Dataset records
— BEGIN —
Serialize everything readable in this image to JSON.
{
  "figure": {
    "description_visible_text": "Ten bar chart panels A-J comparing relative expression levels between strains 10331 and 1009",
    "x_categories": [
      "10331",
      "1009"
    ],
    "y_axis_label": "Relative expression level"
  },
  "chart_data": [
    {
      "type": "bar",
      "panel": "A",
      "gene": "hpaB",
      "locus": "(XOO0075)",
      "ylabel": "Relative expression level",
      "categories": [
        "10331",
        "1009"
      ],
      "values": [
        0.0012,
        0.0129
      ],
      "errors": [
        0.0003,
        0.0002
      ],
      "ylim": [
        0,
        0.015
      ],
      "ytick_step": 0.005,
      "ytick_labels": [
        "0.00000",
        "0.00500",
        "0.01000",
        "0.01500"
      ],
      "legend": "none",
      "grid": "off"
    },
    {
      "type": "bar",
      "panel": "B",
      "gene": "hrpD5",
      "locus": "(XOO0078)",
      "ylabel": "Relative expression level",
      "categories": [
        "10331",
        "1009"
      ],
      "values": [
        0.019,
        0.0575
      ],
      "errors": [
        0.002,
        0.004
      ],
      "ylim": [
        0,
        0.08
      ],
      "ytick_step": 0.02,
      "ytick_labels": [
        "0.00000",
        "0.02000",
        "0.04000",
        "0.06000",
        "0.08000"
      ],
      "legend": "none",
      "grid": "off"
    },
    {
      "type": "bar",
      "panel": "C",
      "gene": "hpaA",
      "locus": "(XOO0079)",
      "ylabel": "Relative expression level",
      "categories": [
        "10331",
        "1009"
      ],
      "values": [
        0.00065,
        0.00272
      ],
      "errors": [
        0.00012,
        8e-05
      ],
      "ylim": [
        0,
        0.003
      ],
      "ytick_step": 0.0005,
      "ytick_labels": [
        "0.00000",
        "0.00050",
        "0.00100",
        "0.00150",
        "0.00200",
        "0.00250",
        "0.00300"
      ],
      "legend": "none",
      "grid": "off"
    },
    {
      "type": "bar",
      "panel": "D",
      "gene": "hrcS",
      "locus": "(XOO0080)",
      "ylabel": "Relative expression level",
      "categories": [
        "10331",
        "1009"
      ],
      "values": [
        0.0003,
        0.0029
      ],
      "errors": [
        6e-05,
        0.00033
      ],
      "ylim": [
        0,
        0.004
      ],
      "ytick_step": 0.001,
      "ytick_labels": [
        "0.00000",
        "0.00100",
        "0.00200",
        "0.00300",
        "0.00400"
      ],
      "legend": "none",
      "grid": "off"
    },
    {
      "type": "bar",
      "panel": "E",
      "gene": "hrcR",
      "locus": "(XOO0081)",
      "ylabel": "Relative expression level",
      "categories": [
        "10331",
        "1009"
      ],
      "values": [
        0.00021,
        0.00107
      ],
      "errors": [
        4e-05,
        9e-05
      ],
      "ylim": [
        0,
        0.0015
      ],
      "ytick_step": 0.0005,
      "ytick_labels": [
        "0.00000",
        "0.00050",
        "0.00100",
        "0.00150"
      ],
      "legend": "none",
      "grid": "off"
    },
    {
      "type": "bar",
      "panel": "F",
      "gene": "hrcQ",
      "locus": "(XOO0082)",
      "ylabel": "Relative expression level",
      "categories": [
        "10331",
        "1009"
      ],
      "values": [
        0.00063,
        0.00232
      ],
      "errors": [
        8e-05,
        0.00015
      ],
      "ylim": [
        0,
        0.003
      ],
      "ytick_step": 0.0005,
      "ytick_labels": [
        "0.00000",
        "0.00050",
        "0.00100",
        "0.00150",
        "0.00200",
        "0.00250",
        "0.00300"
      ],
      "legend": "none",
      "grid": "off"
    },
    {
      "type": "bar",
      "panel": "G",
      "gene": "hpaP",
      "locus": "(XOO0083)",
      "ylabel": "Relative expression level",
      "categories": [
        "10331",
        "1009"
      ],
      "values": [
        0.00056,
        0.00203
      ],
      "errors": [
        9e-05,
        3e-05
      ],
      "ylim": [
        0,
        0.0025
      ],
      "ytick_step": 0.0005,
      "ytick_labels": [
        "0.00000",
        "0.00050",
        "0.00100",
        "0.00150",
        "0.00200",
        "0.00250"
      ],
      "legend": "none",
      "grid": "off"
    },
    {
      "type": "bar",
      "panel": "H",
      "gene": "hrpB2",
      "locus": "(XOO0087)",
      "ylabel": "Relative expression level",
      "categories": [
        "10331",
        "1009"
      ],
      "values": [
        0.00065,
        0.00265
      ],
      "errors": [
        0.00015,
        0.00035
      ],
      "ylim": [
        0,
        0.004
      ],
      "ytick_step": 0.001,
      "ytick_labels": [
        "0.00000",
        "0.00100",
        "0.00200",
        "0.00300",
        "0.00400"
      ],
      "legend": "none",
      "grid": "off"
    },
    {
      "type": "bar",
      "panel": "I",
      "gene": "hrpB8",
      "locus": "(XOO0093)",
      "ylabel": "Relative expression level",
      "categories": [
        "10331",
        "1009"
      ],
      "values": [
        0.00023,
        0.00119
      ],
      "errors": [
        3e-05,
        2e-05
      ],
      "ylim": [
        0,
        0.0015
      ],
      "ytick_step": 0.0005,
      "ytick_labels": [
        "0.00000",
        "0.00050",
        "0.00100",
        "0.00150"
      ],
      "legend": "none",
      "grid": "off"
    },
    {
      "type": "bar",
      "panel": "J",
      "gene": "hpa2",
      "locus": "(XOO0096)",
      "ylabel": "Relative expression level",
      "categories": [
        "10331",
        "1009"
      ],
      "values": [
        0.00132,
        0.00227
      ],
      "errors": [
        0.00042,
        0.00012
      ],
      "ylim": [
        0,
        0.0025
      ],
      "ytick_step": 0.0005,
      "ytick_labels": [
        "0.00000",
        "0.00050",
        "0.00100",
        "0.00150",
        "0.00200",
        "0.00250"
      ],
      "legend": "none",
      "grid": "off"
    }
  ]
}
— END —
## [GIVEN REQUEST]
Go through the data and return every record exactly.

## [SOLUTION]
Serialize everything readable in this image to JSON.
{
  "figure": {
    "description_visible_text": "Ten bar chart panels A-J comparing relative expression levels between strains 10331 and 1009",
    "x_categories": [
      "10331",
      "1009"
    ],
    "y_axis_label": "Relative expression level"
  },
  "chart_data": [
    {
      "type": "bar",
      "panel": "A",
      "gene": "hpaB",
      "locus": "(XOO0075)",
      "ylabel": "Relative expression level",
      "categories": [
        "10331",
        "1009"
      ],
      "values": [
        0.0012,
        0.0129
      ],
      "errors": [
        0.0003,
        0.0002
      ],
      "ylim": [
        0,
        0.015
      ],
      "ytick_step": 0.005,
      "ytick_labels": [
        "0.00000",
        "0.00500",
        "0.01000",
        "0.01500"
      ],
      "legend": "none",
      "grid": "off"
    },
    {
      "type": "bar",
      "panel": "B",
      "gene": "hrpD5",
      "locus": "(XOO0078)",
      "ylabel": "Relative expression level",
      "categories": [
        "10331",
        "1009"
      ],
      "values": [
        0.019,
        0.0575
      ],
      "errors": [
        0.002,
        0.004
      ],
      "ylim": [
        0,
        0.08
      ],
      "ytick_step": 0.02,
      "ytick_labels": [
        "0.00000",
        "0.02000",
        "0.04000",
        "0.06000",
        "0.08000"
      ],
      "legend": "none",
      "grid": "off"
    },
    {
      "type": "bar",
      "panel": "C",
      "gene": "hpaA",
      "locus": "(XOO0079)",
      "ylabel": "Relative expression level",
      "categories": [
        "10331",
        "1009"
      ],
      "values": [
        0.00065,
        0.00272
      ],
      "errors": [
        0.00012,
        8e-05
      ],
      "ylim": [
        0,
        0.003
      ],
      "ytick_step": 0.0005,
      "ytick_labels": [
        "0.00000",
        "0.00050",
        "0.00100",
        "0.00150",
        "0.00200",
        "0.00250",
        "0.00300"
      ],
      "legend": "none",
      "grid": "off"
    },
    {
      "type": "bar",
      "panel": "D",
      "gene": "hrcS",
      "locus": "(XOO0080)",
      "ylabel": "Relative expression level",
      "categories": [
        "10331",
        "1009"
      ],
      "values": [
        0.0003,
        0.0029
      ],
      "errors": [
        6e-05,
        0.00033
      ],
      "ylim": [
        0,
        0.004
      ],
      "ytick_step": 0.001,
      "ytick_labels": [
        "0.00000",
        "0.00100",
        "0.00200",
        "0.00300",
        "0.00400"
      ],
      "legend": "none",
      "grid": "off"
    },
    {
      "type": "bar",
      "panel": "E",
      "gene": "hrcR",
      "locus": "(XOO0081)",
      "ylabel": "Relative expression level",
      "categories": [
        "10331",
        "1009"
      ],
      "values": [
        0.00021,
        0.00107
      ],
      "errors": [
        4e-05,
        9e-05
      ],
      "ylim": [
        0,
        0.0015
      ],
      "ytick_step": 0.0005,
      "ytick_labels": [
        "0.00000",
        "0.00050",
        "0.00100",
        "0.00150"
      ],
      "legend": "none",
      "grid": "off"
    },
    {
      "type": "bar",
      "panel": "F",
      "gene": "hrcQ",
      "locus": "(XOO0082)",
      "ylabel": "Relative expression level",
      "categories": [
        "10331",
        "1009"
      ],
      "values": [
        0.00063,
        0.00232
      ],
      "errors": [
        8e-05,
        0.00015
      ],
      "ylim": [
        0,
        0.003
      ],
      "ytick_step": 0.0005,
      "ytick_labels": [
        "0.00000",
        "0.00050",
        "0.00100",
        "0.00150",
        "0.00200",
        "0.00250",
        "0.00300"
      ],
      "legend": "none",
      "grid": "off"
    },
    {
      "type": "bar",
      "panel": "G",
      "gene": "hpaP",
      "locus": "(XOO0083)",
      "ylabel": "Relative expression level",
      "categories": [
        "10331",
        "1009"
      ],
      "values": [
        0.00056,
        0.00203
      ],
      "errors": [
        9e-05,
        3e-05
      ],
      "ylim": [
        0,
        0.0025
      ],
      "ytick_step": 0.0005,
      "ytick_labels": [
        "0.00000",
        "0.00050",
        "0.00100",
        "0.00150",
        "0.00200",
        "0.00250"
      ],
      "legend": "none",
      "grid": "off"
    },
    {
      "type": "bar",
      "panel": "H",
      "gene": "hrpB2",
      "locus": "(XOO0087)",
      "ylabel": "Relative expression level",
      "categories": [
        "10331",
        "1009"
      ],
      "values": [
        0.00065,
        0.00265
      ],
      "errors": [
        0.00015,
        0.00035
      ],
      "ylim": [
        0,
        0.004
      ],
      "ytick_step": 0.001,
      "ytick_labels": [
        "0.00000",
        "0.00100",
        "0.00200",
        "0.00300",
        "0.00400"
      ],
      "legend": "none",
      "grid": "off"
    },
    {
      "type": "bar",
      "panel": "I",
      "gene": "hrpB8",
      "locus": "(XOO0093)",
      "ylabel": "Relative expression level",
      "categories": [
        "10331",
        "1009"
      ],
      "values": [
        0.00023,
        0.00119
      ],
      "errors": [
        3e-05,
        2e-05
      ],
      "ylim": [
        0,
        0.0015
      ],
      "ytick_step": 0.0005,
      "ytick_labels": [
        "0.00000",
        "0.00050",
        "0.00100",
        "0.00150"
      ],
      "legend": "none",
      "grid": "off"
    },
    {
      "type": "bar",
      "panel": "J",
      "gene": "hpa2",
      "locus": "(XOO0096)",
      "ylabel": "Relative expression level",
      "categories": [
        "10331",
        "1009"
      ],
      "values": [
        0.00132,
        0.00227
      ],
      "errors": [
        0.00042,
        0.00012
      ],
      "ylim": [
        0,
        0.0025
      ],
      "ytick_step": 0.0005,
      "ytick_labels": [
        "0.00000",
        "0.00050",
        "0.00100",
        "0.00150",
        "0.00200",
        "0.00250"
      ],
      "legend": "none",
      "grid": "off"
    }
  ]
}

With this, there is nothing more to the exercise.